#### [Task]
Pull out every line below containing the word "measure".

>>

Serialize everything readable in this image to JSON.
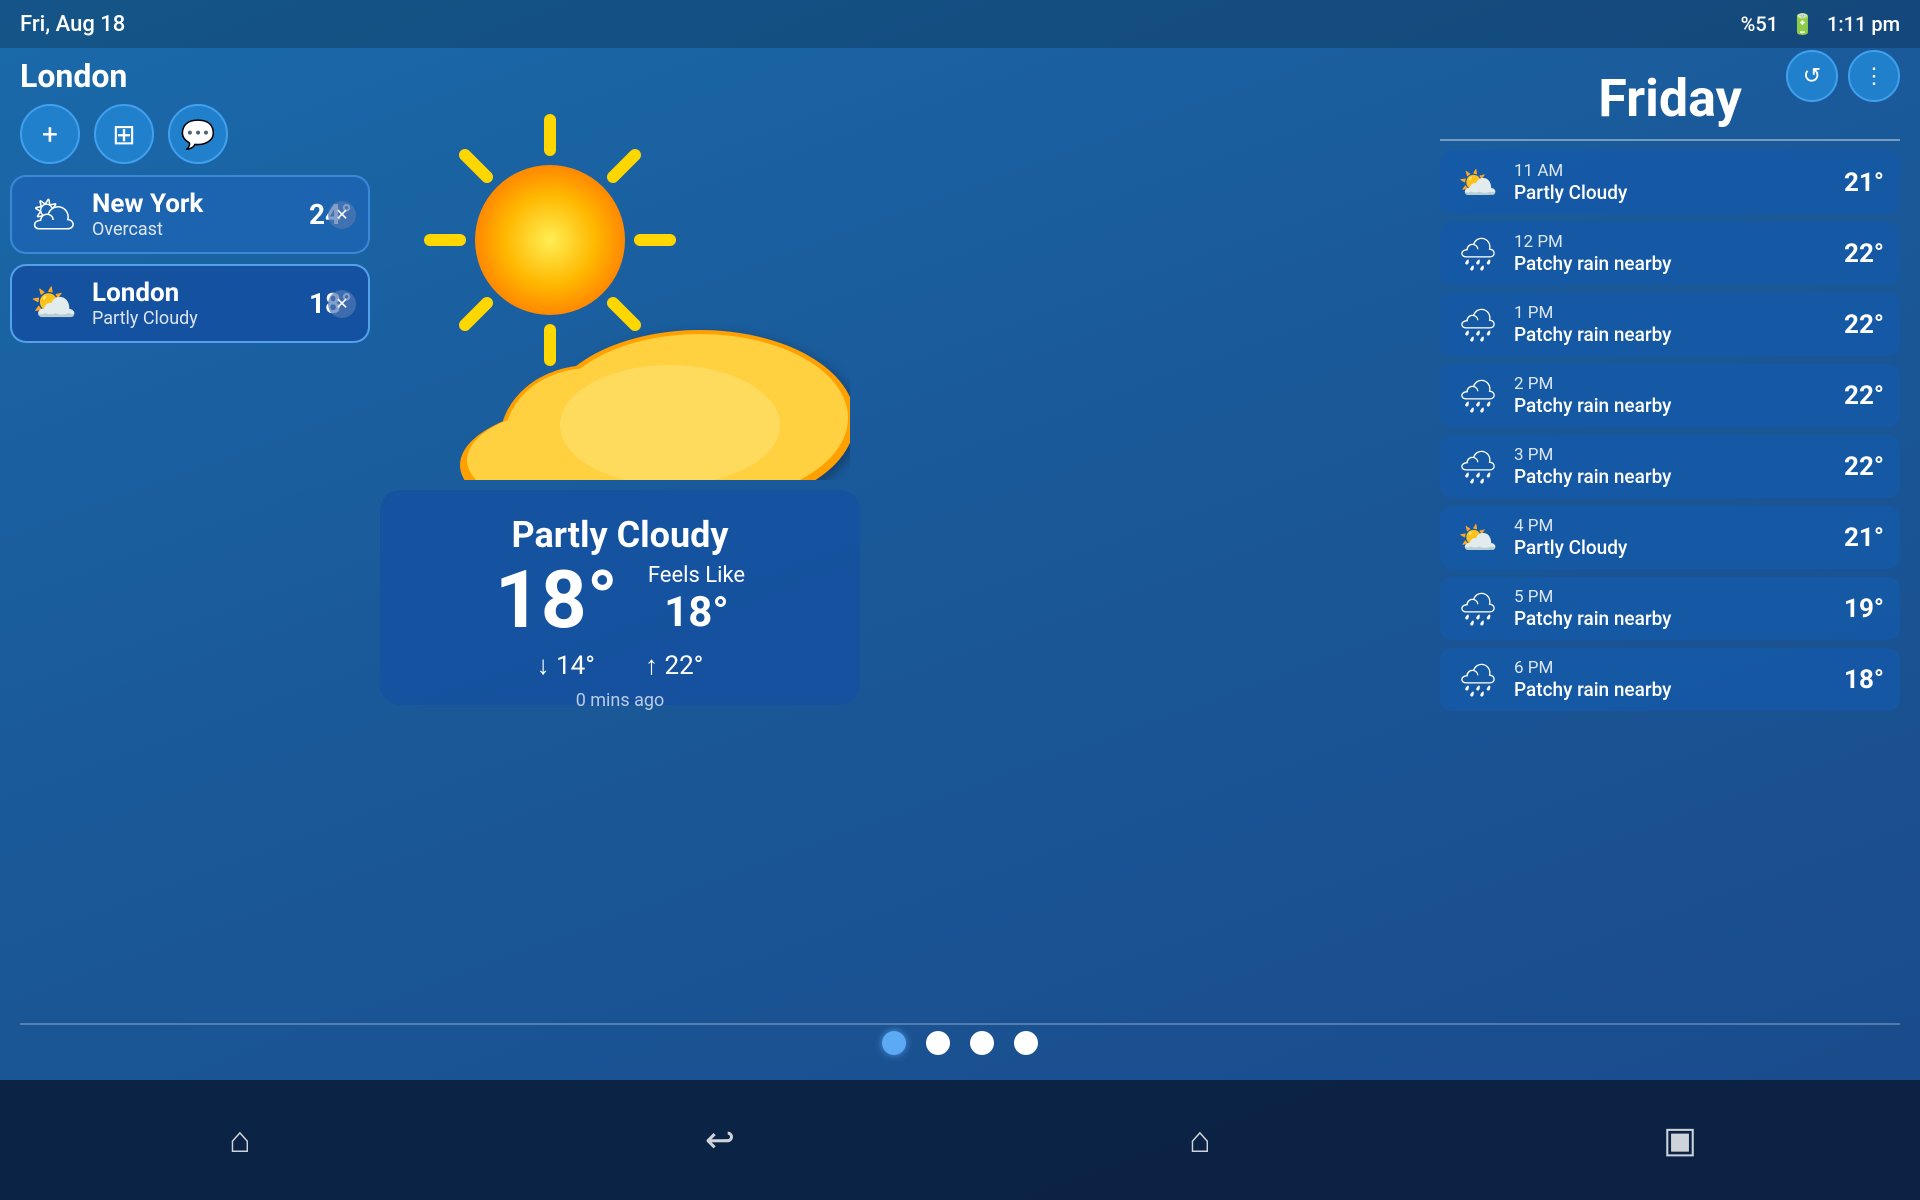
{
  "statusBar": {
    "datetime": "Fri, Aug 18",
    "battery": "%51",
    "time": "1:11 pm"
  },
  "appTitle": "London",
  "headerButtons": {
    "refresh": "↺",
    "menu": "⋮"
  },
  "toolbar": {
    "addBtn": "+",
    "widgetBtn": "⊞",
    "chatBtn": "💬"
  },
  "cities": [
    {
      "name": "New York",
      "temp": "24°",
      "condition": "Overcast",
      "icon": "🌥",
      "active": false
    },
    {
      "name": "London",
      "temp": "18°",
      "condition": "Partly Cloudy",
      "icon": "⛅",
      "active": true
    }
  ],
  "currentWeather": {
    "condition": "Partly Cloudy",
    "temp": "18°",
    "feelsLabel": "Feels Like",
    "feelsTemp": "18°",
    "low": "14°",
    "high": "22°",
    "updateTime": "0 mins ago"
  },
  "forecastDay": "Friday",
  "forecast": [
    {
      "time": "11 AM",
      "condition": "Partly Cloudy",
      "temp": "21°",
      "icon": "⛅"
    },
    {
      "time": "12 PM",
      "condition": "Patchy rain nearby",
      "temp": "22°",
      "icon": "🌧"
    },
    {
      "time": "1 PM",
      "condition": "Patchy rain nearby",
      "temp": "22°",
      "icon": "🌧"
    },
    {
      "time": "2 PM",
      "condition": "Patchy rain nearby",
      "temp": "22°",
      "icon": "🌧"
    },
    {
      "time": "3 PM",
      "condition": "Patchy rain nearby",
      "temp": "22°",
      "icon": "🌧"
    },
    {
      "time": "4 PM",
      "condition": "Partly Cloudy",
      "temp": "21°",
      "icon": "⛅"
    },
    {
      "time": "5 PM",
      "condition": "Patchy rain nearby",
      "temp": "19°",
      "icon": "🌧"
    },
    {
      "time": "6 PM",
      "condition": "Patchy rain nearby",
      "temp": "18°",
      "icon": "🌧"
    }
  ],
  "pageDots": [
    "active",
    "dot1",
    "dot2",
    "dot3"
  ],
  "bottomNav": {
    "home": "⌂",
    "back": "↩",
    "house": "⌂",
    "recent": "▣"
  }
}
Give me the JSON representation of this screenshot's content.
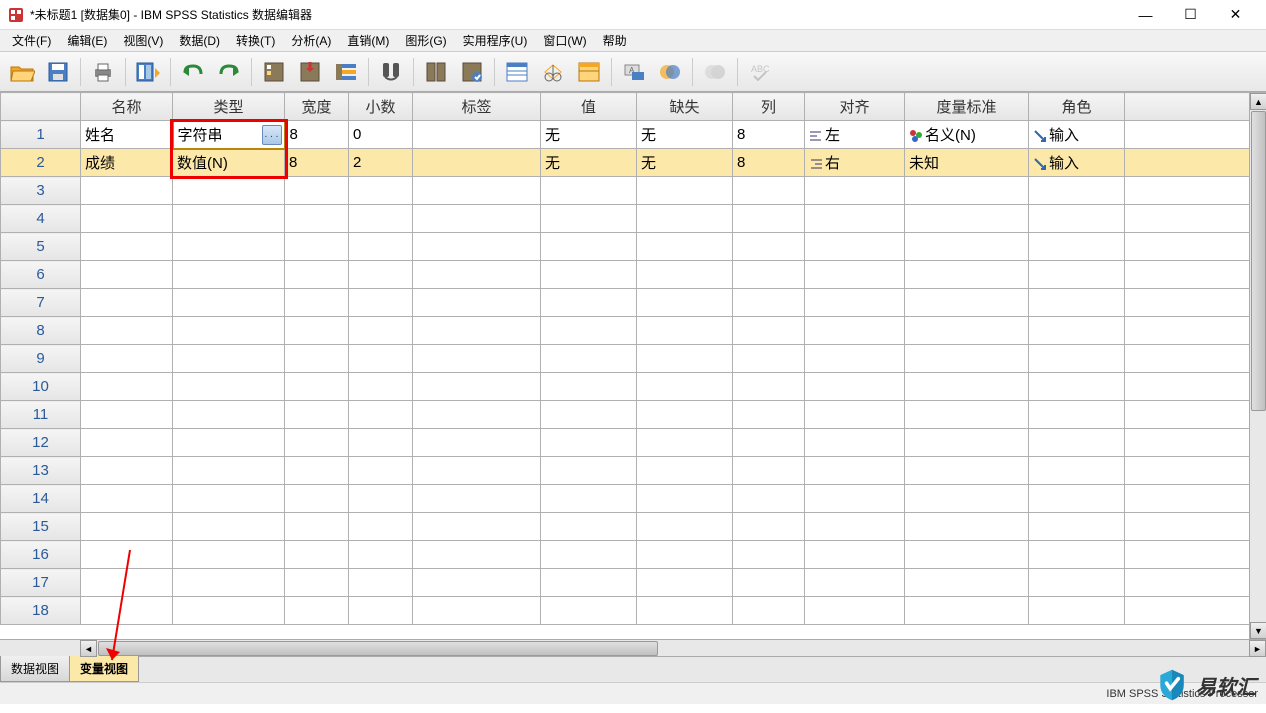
{
  "window": {
    "title": "*未标题1 [数据集0] - IBM SPSS Statistics 数据编辑器",
    "min": "—",
    "max": "☐",
    "close": "✕"
  },
  "menu": {
    "file": "文件(F)",
    "edit": "编辑(E)",
    "view": "视图(V)",
    "data": "数据(D)",
    "transform": "转换(T)",
    "analyze": "分析(A)",
    "direct": "直销(M)",
    "graphs": "图形(G)",
    "util": "实用程序(U)",
    "window": "窗口(W)",
    "help": "帮助"
  },
  "columns": {
    "name": "名称",
    "type": "类型",
    "width": "宽度",
    "decimals": "小数",
    "label": "标签",
    "values": "值",
    "missing": "缺失",
    "cols": "列",
    "align": "对齐",
    "measure": "度量标准",
    "role": "角色"
  },
  "rows": [
    {
      "n": "1",
      "name": "姓名",
      "type": "字符串",
      "width": "8",
      "decimals": "0",
      "label": "",
      "values": "无",
      "missing": "无",
      "cols": "8",
      "align": "左",
      "measure": "名义(N)",
      "role": "输入"
    },
    {
      "n": "2",
      "name": "成绩",
      "type": "数值(N)",
      "width": "8",
      "decimals": "2",
      "label": "",
      "values": "无",
      "missing": "无",
      "cols": "8",
      "align": "右",
      "measure": "未知",
      "role": "输入"
    }
  ],
  "emptyrows": [
    "3",
    "4",
    "5",
    "6",
    "7",
    "8",
    "9",
    "10",
    "11",
    "12",
    "13",
    "14",
    "15",
    "16",
    "17",
    "18"
  ],
  "dots": ". . .",
  "tabs": {
    "data": "数据视图",
    "var": "变量视图"
  },
  "status": "IBM SPSS Statistics Processor",
  "watermark": "易软汇"
}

<<

#### [Output of the exercise]
    "measure": "度量标准",
      "measure": "名义(N)",
      "measure": "未知",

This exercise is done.